• **Instruction**
Copy out the stretch of the material from its first line through the line that contains "394, 755, 413]", keeping every character unchanged.

• **Box annotation data**
— START —
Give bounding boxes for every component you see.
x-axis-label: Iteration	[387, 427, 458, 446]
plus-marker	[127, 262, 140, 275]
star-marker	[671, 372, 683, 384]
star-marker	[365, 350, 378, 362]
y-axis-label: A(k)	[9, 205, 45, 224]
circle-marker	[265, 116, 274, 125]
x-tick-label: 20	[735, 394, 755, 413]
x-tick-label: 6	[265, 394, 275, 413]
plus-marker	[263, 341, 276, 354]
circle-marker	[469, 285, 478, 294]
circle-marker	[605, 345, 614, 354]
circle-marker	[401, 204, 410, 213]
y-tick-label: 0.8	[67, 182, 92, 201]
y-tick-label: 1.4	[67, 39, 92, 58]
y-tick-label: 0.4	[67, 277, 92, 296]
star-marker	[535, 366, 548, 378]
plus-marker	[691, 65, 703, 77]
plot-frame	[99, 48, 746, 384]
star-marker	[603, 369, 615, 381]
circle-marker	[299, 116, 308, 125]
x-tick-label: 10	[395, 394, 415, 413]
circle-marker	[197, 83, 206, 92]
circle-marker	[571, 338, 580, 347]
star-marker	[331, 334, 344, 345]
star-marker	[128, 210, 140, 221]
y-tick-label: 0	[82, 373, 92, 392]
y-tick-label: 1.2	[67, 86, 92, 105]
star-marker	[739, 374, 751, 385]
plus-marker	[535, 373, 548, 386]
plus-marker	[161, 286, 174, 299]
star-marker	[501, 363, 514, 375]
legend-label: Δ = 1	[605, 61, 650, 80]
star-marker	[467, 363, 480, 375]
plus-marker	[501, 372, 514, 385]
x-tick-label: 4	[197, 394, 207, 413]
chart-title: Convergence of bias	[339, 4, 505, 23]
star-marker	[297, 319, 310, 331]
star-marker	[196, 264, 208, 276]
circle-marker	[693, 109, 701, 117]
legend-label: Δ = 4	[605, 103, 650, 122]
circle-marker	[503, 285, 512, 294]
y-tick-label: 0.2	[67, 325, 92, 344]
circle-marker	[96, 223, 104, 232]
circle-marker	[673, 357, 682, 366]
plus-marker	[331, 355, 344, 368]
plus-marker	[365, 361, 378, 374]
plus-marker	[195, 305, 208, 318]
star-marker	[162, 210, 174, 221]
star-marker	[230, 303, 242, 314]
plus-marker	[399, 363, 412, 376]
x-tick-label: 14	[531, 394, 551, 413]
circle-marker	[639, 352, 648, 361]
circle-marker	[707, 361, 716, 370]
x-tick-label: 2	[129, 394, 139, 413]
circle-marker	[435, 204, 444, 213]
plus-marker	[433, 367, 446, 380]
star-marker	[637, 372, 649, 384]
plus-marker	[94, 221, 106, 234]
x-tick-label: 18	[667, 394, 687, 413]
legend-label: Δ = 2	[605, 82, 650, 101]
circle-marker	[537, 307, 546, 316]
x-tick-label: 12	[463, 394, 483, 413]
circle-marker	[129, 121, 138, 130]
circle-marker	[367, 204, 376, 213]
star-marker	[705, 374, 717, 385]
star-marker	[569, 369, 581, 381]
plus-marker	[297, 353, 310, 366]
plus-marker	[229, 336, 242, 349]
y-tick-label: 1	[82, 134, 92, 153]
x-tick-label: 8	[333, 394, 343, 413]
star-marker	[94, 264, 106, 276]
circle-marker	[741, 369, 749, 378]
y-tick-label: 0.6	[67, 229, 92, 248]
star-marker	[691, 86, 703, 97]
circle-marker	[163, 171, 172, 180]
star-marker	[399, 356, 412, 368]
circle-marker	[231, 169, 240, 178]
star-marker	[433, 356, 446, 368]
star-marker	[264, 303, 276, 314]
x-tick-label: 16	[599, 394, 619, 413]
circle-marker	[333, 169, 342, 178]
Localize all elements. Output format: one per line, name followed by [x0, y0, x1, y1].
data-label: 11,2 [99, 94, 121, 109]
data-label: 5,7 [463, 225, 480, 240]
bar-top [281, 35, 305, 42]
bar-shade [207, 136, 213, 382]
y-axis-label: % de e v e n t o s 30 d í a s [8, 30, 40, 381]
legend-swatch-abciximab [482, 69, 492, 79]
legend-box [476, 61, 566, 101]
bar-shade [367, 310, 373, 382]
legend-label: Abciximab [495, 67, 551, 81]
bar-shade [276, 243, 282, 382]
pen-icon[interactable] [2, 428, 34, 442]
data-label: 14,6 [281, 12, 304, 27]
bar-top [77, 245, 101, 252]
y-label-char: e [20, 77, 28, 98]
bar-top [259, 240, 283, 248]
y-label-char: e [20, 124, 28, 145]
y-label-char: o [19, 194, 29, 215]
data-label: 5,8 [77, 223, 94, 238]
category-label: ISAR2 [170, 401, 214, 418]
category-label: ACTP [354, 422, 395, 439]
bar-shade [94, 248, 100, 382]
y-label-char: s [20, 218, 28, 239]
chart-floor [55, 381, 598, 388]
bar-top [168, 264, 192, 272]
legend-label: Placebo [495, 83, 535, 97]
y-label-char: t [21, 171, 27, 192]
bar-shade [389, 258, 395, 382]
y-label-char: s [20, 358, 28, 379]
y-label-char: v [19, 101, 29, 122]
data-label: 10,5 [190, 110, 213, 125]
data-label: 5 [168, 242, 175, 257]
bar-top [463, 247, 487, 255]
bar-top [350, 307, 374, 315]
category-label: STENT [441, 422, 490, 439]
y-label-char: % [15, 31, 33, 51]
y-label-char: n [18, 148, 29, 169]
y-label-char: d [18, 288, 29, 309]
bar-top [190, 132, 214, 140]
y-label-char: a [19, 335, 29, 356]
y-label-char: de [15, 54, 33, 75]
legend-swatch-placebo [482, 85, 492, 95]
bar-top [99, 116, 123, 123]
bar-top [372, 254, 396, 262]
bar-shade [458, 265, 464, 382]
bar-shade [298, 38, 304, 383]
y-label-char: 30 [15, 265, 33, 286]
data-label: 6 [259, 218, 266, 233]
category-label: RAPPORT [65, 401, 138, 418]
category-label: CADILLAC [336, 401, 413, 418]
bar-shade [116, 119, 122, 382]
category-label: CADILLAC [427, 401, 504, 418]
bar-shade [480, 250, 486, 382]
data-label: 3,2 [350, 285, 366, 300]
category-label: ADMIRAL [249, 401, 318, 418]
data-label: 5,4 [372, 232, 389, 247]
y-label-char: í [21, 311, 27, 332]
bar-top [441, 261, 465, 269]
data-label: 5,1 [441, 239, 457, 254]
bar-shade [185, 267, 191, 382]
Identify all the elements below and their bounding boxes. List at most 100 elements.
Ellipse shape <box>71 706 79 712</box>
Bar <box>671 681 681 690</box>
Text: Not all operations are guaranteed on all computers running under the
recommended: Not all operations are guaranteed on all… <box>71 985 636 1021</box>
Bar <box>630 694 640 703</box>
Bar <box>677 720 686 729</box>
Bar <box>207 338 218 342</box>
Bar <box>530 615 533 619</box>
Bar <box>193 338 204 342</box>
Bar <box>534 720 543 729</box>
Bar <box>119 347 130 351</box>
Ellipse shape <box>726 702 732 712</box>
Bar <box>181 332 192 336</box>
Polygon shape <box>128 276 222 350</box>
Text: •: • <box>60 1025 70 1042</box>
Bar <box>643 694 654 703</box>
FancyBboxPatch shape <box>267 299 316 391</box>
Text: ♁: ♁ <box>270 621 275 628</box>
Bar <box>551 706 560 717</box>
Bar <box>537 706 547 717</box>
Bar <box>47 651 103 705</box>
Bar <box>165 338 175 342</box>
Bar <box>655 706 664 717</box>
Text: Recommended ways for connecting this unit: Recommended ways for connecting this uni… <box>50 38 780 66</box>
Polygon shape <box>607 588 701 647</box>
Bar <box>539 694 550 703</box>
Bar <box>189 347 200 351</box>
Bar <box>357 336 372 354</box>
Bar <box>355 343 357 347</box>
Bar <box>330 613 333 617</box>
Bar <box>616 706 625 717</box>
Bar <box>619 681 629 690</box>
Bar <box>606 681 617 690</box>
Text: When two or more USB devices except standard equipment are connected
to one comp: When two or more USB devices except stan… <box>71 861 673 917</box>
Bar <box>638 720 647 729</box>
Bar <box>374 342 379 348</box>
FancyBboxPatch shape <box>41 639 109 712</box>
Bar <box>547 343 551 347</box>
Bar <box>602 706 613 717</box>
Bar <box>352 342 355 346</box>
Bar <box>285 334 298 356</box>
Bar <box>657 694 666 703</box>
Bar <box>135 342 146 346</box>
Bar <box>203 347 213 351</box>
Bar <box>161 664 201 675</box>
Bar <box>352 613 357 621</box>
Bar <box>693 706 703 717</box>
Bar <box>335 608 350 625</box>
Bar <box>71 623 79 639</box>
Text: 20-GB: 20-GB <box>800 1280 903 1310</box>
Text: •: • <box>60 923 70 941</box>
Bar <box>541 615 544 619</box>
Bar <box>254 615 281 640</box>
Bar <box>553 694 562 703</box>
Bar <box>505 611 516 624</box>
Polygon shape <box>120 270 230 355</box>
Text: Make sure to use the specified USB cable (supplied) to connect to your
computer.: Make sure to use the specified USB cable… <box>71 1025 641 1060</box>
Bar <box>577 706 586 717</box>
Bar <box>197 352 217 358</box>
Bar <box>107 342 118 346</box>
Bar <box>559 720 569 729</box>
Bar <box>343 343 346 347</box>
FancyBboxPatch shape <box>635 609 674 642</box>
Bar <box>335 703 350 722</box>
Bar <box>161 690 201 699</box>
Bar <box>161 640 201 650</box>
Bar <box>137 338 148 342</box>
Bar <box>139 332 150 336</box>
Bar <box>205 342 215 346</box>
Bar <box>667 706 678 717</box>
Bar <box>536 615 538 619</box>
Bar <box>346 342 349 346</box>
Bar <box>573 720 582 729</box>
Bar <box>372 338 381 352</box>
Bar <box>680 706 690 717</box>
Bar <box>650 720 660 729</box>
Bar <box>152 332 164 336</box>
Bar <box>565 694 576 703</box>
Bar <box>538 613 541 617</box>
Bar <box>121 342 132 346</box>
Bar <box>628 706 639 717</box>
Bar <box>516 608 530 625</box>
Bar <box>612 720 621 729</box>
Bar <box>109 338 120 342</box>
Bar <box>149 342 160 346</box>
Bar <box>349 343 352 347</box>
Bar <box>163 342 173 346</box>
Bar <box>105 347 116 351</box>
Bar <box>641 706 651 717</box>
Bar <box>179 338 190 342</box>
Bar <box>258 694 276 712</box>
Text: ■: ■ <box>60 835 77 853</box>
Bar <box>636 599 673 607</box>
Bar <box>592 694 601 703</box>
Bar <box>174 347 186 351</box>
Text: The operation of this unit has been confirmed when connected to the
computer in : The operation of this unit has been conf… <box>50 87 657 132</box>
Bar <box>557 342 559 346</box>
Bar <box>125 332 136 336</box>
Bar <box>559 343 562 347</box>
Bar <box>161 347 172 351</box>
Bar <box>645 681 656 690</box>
— END —
• **Exercise solution**
Give bounding boxes for every component you see.
x-axis-label: Iteration	[387, 427, 458, 446]
plus-marker	[127, 262, 140, 275]
star-marker	[671, 372, 683, 384]
star-marker	[365, 350, 378, 362]
y-axis-label: A(k)	[9, 205, 45, 224]
circle-marker	[265, 116, 274, 125]
x-tick-label: 20	[735, 394, 755, 413]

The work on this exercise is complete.